## Given request
Lines containing "JSON" are to be counted. Give the number and nothing more.

## Stored rows
+ + + + + + +

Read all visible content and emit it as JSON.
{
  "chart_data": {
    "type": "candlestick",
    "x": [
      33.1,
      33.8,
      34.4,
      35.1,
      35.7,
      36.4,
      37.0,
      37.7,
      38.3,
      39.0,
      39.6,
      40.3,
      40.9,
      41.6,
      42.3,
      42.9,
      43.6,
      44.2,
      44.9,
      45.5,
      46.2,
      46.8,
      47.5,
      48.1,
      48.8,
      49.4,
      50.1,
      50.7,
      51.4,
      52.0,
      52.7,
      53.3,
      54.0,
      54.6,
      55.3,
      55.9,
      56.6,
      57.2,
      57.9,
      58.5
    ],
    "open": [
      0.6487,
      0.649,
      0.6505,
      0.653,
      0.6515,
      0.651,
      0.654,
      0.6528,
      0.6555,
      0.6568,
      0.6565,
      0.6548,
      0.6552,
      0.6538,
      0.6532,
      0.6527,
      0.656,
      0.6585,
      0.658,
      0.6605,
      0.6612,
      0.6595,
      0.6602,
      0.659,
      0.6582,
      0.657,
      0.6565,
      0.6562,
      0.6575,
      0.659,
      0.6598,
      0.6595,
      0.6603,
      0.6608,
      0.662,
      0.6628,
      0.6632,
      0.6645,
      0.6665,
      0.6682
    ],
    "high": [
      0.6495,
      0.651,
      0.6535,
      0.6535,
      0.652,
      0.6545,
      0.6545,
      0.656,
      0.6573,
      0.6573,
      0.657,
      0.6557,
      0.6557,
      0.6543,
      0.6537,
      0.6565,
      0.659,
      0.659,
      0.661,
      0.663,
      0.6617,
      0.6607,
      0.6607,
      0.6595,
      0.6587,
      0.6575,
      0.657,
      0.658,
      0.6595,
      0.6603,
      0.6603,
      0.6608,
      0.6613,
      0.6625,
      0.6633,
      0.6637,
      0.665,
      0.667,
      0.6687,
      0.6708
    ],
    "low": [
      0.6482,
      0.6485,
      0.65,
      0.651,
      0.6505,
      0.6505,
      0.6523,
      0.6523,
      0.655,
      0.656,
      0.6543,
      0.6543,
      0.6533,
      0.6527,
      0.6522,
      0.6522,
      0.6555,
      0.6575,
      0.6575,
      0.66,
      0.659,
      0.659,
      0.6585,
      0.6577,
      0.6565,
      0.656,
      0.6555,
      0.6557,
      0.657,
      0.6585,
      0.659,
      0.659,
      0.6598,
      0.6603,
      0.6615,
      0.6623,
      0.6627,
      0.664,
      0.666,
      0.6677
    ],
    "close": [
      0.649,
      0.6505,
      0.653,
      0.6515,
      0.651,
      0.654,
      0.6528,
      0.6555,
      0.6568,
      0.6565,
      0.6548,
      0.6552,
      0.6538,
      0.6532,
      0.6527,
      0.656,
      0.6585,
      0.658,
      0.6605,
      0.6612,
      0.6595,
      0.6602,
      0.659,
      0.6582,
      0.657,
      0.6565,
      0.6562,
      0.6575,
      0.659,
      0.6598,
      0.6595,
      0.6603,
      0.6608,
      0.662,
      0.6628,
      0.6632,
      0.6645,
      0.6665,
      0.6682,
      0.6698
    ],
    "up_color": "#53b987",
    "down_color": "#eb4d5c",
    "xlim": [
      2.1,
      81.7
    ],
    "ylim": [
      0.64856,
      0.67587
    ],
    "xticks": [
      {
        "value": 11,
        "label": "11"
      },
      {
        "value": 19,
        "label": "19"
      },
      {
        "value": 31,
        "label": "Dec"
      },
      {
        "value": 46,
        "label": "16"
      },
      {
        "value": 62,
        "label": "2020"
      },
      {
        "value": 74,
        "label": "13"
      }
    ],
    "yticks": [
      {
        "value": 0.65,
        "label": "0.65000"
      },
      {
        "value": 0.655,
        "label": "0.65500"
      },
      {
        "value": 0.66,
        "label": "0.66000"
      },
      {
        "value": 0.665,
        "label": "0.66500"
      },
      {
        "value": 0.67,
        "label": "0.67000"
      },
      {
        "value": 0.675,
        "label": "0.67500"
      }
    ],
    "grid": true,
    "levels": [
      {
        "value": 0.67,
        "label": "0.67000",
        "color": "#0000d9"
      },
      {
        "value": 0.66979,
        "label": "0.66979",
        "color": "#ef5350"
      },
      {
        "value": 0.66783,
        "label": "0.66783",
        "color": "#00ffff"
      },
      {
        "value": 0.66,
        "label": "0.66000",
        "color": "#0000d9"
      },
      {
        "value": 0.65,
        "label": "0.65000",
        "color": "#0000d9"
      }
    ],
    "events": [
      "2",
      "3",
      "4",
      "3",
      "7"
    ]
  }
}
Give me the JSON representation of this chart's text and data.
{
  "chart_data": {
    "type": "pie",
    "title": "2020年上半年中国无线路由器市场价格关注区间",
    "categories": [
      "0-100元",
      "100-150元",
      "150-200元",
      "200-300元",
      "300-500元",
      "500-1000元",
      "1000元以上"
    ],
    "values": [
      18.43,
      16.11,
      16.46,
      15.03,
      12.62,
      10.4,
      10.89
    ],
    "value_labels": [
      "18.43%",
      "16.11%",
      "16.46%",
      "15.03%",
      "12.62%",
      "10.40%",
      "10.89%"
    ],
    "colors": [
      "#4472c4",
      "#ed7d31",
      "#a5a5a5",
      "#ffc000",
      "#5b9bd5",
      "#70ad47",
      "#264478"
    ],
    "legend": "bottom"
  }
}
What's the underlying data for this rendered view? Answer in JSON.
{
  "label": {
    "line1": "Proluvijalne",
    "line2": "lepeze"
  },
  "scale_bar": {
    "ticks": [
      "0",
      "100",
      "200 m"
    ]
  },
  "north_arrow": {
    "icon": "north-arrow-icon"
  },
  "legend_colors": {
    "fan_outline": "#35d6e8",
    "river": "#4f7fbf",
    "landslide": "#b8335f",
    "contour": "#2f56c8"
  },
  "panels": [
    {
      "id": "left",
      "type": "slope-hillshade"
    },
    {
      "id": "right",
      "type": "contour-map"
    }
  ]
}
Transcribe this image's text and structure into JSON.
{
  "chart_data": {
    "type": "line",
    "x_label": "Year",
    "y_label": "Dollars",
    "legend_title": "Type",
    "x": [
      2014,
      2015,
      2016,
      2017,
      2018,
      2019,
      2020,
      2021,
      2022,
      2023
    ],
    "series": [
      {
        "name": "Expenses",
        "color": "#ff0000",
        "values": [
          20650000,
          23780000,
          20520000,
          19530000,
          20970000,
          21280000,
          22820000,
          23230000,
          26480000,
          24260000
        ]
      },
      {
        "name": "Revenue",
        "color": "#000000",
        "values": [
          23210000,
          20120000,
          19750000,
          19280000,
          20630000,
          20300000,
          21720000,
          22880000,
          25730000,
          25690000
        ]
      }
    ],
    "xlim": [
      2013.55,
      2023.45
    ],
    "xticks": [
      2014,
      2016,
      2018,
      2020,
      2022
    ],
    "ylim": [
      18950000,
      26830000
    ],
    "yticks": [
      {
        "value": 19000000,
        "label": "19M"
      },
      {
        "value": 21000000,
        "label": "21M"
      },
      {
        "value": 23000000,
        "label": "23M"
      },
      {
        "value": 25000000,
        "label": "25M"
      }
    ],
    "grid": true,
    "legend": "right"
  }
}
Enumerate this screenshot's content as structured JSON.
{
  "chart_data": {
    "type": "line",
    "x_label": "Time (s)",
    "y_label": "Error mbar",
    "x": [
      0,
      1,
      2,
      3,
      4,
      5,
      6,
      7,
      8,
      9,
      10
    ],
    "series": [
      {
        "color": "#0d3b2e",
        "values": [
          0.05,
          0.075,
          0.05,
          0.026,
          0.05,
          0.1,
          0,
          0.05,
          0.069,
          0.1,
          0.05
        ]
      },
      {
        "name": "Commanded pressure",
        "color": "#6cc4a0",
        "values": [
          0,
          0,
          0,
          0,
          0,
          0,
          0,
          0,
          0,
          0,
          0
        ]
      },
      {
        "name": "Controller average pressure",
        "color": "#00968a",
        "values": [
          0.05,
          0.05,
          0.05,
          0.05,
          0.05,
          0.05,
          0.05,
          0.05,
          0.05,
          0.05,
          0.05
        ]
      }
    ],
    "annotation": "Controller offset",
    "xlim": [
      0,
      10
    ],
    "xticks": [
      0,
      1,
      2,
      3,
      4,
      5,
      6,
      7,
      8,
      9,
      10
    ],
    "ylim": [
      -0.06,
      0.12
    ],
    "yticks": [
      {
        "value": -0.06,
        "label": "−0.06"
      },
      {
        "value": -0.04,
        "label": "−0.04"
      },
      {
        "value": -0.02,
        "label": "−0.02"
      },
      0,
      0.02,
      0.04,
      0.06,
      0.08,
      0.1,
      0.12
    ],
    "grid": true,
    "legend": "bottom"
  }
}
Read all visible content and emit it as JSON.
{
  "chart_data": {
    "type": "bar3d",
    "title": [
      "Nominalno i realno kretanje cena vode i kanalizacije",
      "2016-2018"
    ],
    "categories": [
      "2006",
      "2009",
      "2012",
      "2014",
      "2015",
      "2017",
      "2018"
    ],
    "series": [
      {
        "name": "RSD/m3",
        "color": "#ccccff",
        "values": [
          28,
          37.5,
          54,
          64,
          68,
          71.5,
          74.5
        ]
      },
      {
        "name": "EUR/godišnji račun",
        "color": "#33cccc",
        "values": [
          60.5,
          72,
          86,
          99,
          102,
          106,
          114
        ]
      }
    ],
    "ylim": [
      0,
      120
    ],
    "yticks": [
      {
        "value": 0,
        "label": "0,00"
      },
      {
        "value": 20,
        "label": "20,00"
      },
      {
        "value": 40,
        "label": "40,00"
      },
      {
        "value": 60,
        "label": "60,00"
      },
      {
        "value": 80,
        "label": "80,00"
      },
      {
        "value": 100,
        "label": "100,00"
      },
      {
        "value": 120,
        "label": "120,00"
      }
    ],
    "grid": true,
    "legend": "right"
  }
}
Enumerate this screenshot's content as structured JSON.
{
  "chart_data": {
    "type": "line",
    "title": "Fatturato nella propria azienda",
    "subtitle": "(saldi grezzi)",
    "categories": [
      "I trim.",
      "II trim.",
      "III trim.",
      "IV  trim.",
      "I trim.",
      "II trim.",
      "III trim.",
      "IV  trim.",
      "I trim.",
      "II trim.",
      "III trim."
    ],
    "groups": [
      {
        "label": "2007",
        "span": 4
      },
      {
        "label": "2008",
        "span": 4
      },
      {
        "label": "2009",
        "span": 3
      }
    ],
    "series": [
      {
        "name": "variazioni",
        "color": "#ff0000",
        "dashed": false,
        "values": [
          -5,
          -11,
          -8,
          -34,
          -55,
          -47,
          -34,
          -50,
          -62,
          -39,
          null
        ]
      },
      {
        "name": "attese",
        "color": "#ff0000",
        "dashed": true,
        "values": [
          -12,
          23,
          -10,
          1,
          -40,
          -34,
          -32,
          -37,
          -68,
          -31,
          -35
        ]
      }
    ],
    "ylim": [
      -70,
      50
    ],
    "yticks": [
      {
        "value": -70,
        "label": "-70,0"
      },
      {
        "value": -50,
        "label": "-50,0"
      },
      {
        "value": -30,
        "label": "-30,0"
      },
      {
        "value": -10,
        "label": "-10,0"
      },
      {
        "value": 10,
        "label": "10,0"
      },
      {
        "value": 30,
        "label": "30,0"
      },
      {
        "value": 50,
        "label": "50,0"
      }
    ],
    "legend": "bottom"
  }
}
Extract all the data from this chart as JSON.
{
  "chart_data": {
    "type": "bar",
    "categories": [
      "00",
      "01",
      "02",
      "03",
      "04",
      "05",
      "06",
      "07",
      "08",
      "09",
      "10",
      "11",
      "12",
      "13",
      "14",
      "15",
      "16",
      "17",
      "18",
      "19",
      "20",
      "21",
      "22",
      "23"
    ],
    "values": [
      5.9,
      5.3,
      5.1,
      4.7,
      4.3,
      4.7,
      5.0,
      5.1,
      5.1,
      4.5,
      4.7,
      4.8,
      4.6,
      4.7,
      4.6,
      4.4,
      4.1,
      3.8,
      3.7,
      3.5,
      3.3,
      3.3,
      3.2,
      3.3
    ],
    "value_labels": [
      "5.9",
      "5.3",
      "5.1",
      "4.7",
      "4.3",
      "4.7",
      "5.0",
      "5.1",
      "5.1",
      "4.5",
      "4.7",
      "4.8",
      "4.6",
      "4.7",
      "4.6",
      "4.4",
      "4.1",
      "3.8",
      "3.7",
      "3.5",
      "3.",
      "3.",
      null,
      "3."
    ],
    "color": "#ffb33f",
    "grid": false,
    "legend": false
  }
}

+ + + + + + +

## Response below
8